— start Raw data —

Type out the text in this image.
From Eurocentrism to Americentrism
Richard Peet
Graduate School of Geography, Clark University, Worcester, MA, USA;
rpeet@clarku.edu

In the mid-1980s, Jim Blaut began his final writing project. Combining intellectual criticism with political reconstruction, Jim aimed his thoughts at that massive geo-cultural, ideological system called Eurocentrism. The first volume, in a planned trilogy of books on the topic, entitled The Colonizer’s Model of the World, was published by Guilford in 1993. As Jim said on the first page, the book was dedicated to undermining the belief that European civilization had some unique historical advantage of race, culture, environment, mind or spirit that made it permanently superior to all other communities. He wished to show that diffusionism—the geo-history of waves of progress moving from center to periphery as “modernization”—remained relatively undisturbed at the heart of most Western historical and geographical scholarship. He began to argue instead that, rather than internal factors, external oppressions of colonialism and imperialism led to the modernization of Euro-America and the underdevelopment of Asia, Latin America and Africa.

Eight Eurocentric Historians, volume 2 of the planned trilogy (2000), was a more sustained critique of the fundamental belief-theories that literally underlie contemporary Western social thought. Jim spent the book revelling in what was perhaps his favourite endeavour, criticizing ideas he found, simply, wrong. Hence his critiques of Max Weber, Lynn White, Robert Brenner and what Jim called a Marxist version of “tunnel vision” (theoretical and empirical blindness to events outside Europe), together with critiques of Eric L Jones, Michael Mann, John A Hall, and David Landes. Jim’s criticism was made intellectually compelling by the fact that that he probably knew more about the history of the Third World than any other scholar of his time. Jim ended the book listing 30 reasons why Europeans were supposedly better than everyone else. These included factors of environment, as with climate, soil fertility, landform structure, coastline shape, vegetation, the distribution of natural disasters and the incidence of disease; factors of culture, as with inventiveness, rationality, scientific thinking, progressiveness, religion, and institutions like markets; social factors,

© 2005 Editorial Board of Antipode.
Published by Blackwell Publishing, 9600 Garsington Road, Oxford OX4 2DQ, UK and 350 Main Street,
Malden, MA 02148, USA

— end Raw data —
— start Raw data —

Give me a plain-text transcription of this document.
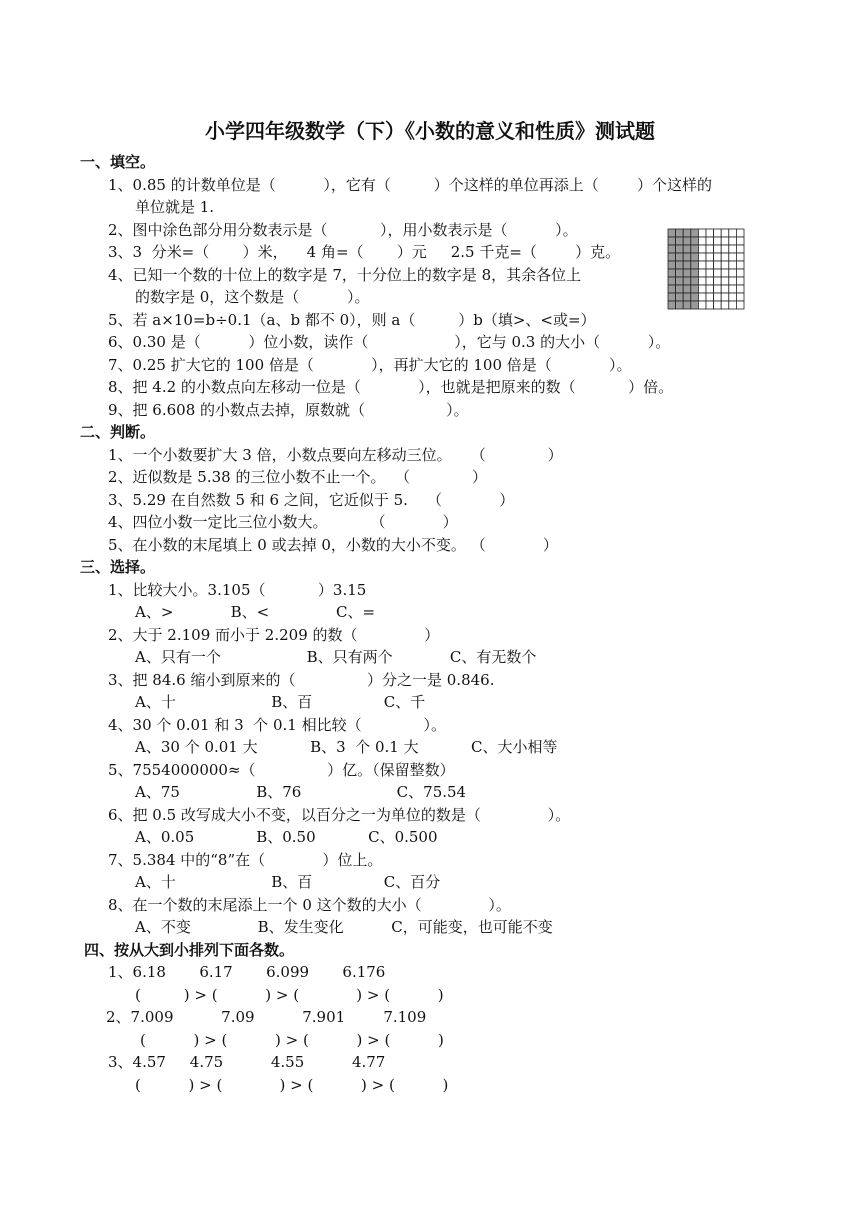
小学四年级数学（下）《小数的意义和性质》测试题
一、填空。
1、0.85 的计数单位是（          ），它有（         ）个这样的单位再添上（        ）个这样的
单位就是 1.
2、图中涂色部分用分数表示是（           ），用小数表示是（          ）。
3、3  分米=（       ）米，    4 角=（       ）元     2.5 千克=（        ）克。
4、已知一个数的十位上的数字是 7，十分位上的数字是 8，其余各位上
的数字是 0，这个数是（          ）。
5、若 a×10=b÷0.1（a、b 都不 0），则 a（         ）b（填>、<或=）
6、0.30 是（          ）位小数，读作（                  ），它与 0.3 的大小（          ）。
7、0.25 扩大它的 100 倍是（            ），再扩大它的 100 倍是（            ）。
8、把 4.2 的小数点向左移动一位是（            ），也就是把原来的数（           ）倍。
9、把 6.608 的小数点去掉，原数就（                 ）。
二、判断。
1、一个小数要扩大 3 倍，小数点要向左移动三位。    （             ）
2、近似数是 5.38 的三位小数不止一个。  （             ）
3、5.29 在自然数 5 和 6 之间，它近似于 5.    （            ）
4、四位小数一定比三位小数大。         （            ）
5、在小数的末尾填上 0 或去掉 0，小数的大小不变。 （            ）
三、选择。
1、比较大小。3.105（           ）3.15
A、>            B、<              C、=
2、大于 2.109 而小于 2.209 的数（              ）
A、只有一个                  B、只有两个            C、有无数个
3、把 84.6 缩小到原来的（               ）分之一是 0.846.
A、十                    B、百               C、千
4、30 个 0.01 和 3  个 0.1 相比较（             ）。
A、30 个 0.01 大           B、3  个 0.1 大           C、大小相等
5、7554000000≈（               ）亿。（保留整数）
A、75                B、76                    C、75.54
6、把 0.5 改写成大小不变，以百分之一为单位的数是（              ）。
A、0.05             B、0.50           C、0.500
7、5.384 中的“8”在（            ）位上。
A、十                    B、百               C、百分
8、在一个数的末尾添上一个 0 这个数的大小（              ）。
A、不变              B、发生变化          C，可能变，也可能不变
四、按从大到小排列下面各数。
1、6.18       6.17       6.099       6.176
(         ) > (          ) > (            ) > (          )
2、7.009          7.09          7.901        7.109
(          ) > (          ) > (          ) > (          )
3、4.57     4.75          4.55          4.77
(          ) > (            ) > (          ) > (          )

— end Raw data —
— start Raw data —

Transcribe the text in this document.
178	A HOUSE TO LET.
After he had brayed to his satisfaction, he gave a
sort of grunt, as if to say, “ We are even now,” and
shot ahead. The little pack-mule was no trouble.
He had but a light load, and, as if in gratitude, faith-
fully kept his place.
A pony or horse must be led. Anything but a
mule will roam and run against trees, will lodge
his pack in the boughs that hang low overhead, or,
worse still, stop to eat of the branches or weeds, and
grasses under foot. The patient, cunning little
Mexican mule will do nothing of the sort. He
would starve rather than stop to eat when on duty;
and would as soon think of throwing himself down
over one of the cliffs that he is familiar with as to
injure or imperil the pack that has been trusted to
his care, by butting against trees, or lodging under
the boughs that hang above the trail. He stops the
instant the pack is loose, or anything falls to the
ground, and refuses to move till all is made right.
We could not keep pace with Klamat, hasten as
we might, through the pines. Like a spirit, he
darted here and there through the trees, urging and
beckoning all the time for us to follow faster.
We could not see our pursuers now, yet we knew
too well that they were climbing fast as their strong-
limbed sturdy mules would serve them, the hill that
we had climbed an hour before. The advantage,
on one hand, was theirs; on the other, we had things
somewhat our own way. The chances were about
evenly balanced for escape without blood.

— end Raw data —

Exercise instructions –
From the material given, work out how many lines hold the string "about"; state that number and nothing further.

Task response –
2